## Written exercise
Give the data again, word for word.

## Input material
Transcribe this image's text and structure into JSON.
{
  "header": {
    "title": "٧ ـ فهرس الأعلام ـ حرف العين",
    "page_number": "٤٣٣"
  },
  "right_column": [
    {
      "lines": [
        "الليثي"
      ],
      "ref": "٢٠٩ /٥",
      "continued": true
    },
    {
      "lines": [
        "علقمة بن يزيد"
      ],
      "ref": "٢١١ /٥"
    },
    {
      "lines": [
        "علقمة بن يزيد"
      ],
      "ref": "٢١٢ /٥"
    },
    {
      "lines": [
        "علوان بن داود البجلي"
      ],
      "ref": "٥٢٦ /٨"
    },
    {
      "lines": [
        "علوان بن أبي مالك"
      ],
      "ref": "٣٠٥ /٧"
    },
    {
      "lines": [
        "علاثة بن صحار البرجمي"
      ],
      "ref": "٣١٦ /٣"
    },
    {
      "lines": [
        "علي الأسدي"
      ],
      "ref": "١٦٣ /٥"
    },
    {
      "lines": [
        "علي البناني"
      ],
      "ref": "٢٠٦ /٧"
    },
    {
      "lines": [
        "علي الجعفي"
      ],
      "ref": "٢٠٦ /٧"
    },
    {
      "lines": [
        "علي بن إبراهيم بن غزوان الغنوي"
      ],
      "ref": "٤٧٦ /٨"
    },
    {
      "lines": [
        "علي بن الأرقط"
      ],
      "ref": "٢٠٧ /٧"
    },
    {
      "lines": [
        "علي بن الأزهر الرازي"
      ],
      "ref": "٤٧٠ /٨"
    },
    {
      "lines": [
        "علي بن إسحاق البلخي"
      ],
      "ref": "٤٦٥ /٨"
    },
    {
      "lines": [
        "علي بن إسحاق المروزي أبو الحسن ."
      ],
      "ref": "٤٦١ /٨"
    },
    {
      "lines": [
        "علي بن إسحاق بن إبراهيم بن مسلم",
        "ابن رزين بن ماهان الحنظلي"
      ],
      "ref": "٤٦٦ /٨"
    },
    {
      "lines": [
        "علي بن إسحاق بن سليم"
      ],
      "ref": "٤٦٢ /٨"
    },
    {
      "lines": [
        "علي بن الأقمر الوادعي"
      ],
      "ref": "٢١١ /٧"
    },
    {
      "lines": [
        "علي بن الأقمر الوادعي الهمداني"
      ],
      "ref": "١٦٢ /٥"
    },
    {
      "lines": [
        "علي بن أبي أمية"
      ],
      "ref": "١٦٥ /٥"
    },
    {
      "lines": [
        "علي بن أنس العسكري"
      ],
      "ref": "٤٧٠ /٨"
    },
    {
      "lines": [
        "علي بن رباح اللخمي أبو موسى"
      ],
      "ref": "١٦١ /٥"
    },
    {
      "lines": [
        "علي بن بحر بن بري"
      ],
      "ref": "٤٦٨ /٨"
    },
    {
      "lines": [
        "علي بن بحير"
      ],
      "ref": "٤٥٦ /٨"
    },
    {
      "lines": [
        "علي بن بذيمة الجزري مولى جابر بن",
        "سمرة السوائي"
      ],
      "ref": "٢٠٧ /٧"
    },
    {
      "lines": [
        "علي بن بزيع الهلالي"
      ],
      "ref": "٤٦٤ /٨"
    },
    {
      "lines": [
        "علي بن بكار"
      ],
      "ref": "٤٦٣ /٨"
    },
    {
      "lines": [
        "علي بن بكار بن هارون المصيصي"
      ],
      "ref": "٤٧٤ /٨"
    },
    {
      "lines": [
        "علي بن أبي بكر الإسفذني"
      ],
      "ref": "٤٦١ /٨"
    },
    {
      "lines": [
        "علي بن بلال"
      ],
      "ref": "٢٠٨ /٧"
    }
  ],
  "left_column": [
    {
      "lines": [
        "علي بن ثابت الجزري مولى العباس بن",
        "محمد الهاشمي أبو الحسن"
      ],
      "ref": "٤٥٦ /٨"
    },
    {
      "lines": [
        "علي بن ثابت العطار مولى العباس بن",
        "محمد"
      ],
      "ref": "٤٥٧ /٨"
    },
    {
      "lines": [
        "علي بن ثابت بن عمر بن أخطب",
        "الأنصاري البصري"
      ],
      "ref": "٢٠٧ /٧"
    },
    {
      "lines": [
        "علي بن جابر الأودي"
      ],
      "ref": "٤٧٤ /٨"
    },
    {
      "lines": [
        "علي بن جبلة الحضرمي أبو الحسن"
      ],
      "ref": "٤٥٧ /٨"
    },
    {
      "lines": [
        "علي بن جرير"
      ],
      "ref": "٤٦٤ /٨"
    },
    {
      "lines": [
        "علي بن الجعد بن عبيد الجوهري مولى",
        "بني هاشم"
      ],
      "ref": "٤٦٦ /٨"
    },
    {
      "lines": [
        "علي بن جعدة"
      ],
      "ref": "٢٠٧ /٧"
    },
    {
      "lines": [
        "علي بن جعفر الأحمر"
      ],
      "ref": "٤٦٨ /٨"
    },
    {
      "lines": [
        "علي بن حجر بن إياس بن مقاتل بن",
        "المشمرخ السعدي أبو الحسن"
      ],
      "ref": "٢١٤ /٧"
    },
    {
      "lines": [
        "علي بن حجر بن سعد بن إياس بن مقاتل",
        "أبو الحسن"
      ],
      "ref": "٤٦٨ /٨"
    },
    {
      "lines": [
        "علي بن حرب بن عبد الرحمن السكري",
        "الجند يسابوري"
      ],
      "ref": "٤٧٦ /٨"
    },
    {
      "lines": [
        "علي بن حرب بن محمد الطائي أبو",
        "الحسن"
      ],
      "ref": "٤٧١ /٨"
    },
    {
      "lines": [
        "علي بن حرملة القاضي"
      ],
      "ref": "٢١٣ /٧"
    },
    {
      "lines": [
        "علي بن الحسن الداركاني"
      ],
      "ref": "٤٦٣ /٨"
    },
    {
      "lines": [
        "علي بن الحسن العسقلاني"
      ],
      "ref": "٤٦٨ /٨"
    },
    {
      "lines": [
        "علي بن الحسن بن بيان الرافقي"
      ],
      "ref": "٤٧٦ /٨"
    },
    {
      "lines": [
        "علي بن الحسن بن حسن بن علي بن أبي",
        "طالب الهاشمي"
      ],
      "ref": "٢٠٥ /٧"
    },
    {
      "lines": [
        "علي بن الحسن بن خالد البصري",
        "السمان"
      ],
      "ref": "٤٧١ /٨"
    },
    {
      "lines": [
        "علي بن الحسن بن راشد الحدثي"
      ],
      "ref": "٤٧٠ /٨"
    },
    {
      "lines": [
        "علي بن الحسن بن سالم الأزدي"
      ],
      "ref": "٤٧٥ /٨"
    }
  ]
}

## Finished task
Transcribe this image's text and structure into JSON.
{
  "header": {
    "title": "٧ ـ فهرس الأعلام ـ حرف العين",
    "page_number": "٤٣٣"
  },
  "right_column": [
    {
      "lines": [
        "الليثي"
      ],
      "ref": "٢٠٩ /٥",
      "continued": true
    },
    {
      "lines": [
        "علقمة بن يزيد"
      ],
      "ref": "٢١١ /٥"
    },
    {
      "lines": [
        "علقمة بن يزيد"
      ],
      "ref": "٢١٢ /٥"
    },
    {
      "lines": [
        "علوان بن داود البجلي"
      ],
      "ref": "٥٢٦ /٨"
    },
    {
      "lines": [
        "علوان بن أبي مالك"
      ],
      "ref": "٣٠٥ /٧"
    },
    {
      "lines": [
        "علاثة بن صحار البرجمي"
      ],
      "ref": "٣١٦ /٣"
    },
    {
      "lines": [
        "علي الأسدي"
      ],
      "ref": "١٦٣ /٥"
    },
    {
      "lines": [
        "علي البناني"
      ],
      "ref": "٢٠٦ /٧"
    },
    {
      "lines": [
        "علي الجعفي"
      ],
      "ref": "٢٠٦ /٧"
    },
    {
      "lines": [
        "علي بن إبراهيم بن غزوان الغنوي"
      ],
      "ref": "٤٧٦ /٨"
    },
    {
      "lines": [
        "علي بن الأرقط"
      ],
      "ref": "٢٠٧ /٧"
    },
    {
      "lines": [
        "علي بن الأزهر الرازي"
      ],
      "ref": "٤٧٠ /٨"
    },
    {
      "lines": [
        "علي بن إسحاق البلخي"
      ],
      "ref": "٤٦٥ /٨"
    },
    {
      "lines": [
        "علي بن إسحاق المروزي أبو الحسن ."
      ],
      "ref": "٤٦١ /٨"
    },
    {
      "lines": [
        "علي بن إسحاق بن إبراهيم بن مسلم",
        "ابن رزين بن ماهان الحنظلي"
      ],
      "ref": "٤٦٦ /٨"
    },
    {
      "lines": [
        "علي بن إسحاق بن سليم"
      ],
      "ref": "٤٦٢ /٨"
    },
    {
      "lines": [
        "علي بن الأقمر الوادعي"
      ],
      "ref": "٢١١ /٧"
    },
    {
      "lines": [
        "علي بن الأقمر الوادعي الهمداني"
      ],
      "ref": "١٦٢ /٥"
    },
    {
      "lines": [
        "علي بن أبي أمية"
      ],
      "ref": "١٦٥ /٥"
    },
    {
      "lines": [
        "علي بن أنس العسكري"
      ],
      "ref": "٤٧٠ /٨"
    },
    {
      "lines": [
        "علي بن رباح اللخمي أبو موسى"
      ],
      "ref": "١٦١ /٥"
    },
    {
      "lines": [
        "علي بن بحر بن بري"
      ],
      "ref": "٤٦٨ /٨"
    },
    {
      "lines": [
        "علي بن بحير"
      ],
      "ref": "٤٥٦ /٨"
    },
    {
      "lines": [
        "علي بن بذيمة الجزري مولى جابر بن",
        "سمرة السوائي"
      ],
      "ref": "٢٠٧ /٧"
    },
    {
      "lines": [
        "علي بن بزيع الهلالي"
      ],
      "ref": "٤٦٤ /٨"
    },
    {
      "lines": [
        "علي بن بكار"
      ],
      "ref": "٤٦٣ /٨"
    },
    {
      "lines": [
        "علي بن بكار بن هارون المصيصي"
      ],
      "ref": "٤٧٤ /٨"
    },
    {
      "lines": [
        "علي بن أبي بكر الإسفذني"
      ],
      "ref": "٤٦١ /٨"
    },
    {
      "lines": [
        "علي بن بلال"
      ],
      "ref": "٢٠٨ /٧"
    }
  ],
  "left_column": [
    {
      "lines": [
        "علي بن ثابت الجزري مولى العباس بن",
        "محمد الهاشمي أبو الحسن"
      ],
      "ref": "٤٥٦ /٨"
    },
    {
      "lines": [
        "علي بن ثابت العطار مولى العباس بن",
        "محمد"
      ],
      "ref": "٤٥٧ /٨"
    },
    {
      "lines": [
        "علي بن ثابت بن عمر بن أخطب",
        "الأنصاري البصري"
      ],
      "ref": "٢٠٧ /٧"
    },
    {
      "lines": [
        "علي بن جابر الأودي"
      ],
      "ref": "٤٧٤ /٨"
    },
    {
      "lines": [
        "علي بن جبلة الحضرمي أبو الحسن"
      ],
      "ref": "٤٥٧ /٨"
    },
    {
      "lines": [
        "علي بن جرير"
      ],
      "ref": "٤٦٤ /٨"
    },
    {
      "lines": [
        "علي بن الجعد بن عبيد الجوهري مولى",
        "بني هاشم"
      ],
      "ref": "٤٦٦ /٨"
    },
    {
      "lines": [
        "علي بن جعدة"
      ],
      "ref": "٢٠٧ /٧"
    },
    {
      "lines": [
        "علي بن جعفر الأحمر"
      ],
      "ref": "٤٦٨ /٨"
    },
    {
      "lines": [
        "علي بن حجر بن إياس بن مقاتل بن",
        "المشمرخ السعدي أبو الحسن"
      ],
      "ref": "٢١٤ /٧"
    },
    {
      "lines": [
        "علي بن حجر بن سعد بن إياس بن مقاتل",
        "أبو الحسن"
      ],
      "ref": "٤٦٨ /٨"
    },
    {
      "lines": [
        "علي بن حرب بن عبد الرحمن السكري",
        "الجند يسابوري"
      ],
      "ref": "٤٧٦ /٨"
    },
    {
      "lines": [
        "علي بن حرب بن محمد الطائي أبو",
        "الحسن"
      ],
      "ref": "٤٧١ /٨"
    },
    {
      "lines": [
        "علي بن حرملة القاضي"
      ],
      "ref": "٢١٣ /٧"
    },
    {
      "lines": [
        "علي بن الحسن الداركاني"
      ],
      "ref": "٤٦٣ /٨"
    },
    {
      "lines": [
        "علي بن الحسن العسقلاني"
      ],
      "ref": "٤٦٨ /٨"
    },
    {
      "lines": [
        "علي بن الحسن بن بيان الرافقي"
      ],
      "ref": "٤٧٦ /٨"
    },
    {
      "lines": [
        "علي بن الحسن بن حسن بن علي بن أبي",
        "طالب الهاشمي"
      ],
      "ref": "٢٠٥ /٧"
    },
    {
      "lines": [
        "علي بن الحسن بن خالد البصري",
        "السمان"
      ],
      "ref": "٤٧١ /٨"
    },
    {
      "lines": [
        "علي بن الحسن بن راشد الحدثي"
      ],
      "ref": "٤٧٠ /٨"
    },
    {
      "lines": [
        "علي بن الحسن بن سالم الأزدي"
      ],
      "ref": "٤٧٥ /٨"
    }
  ]
}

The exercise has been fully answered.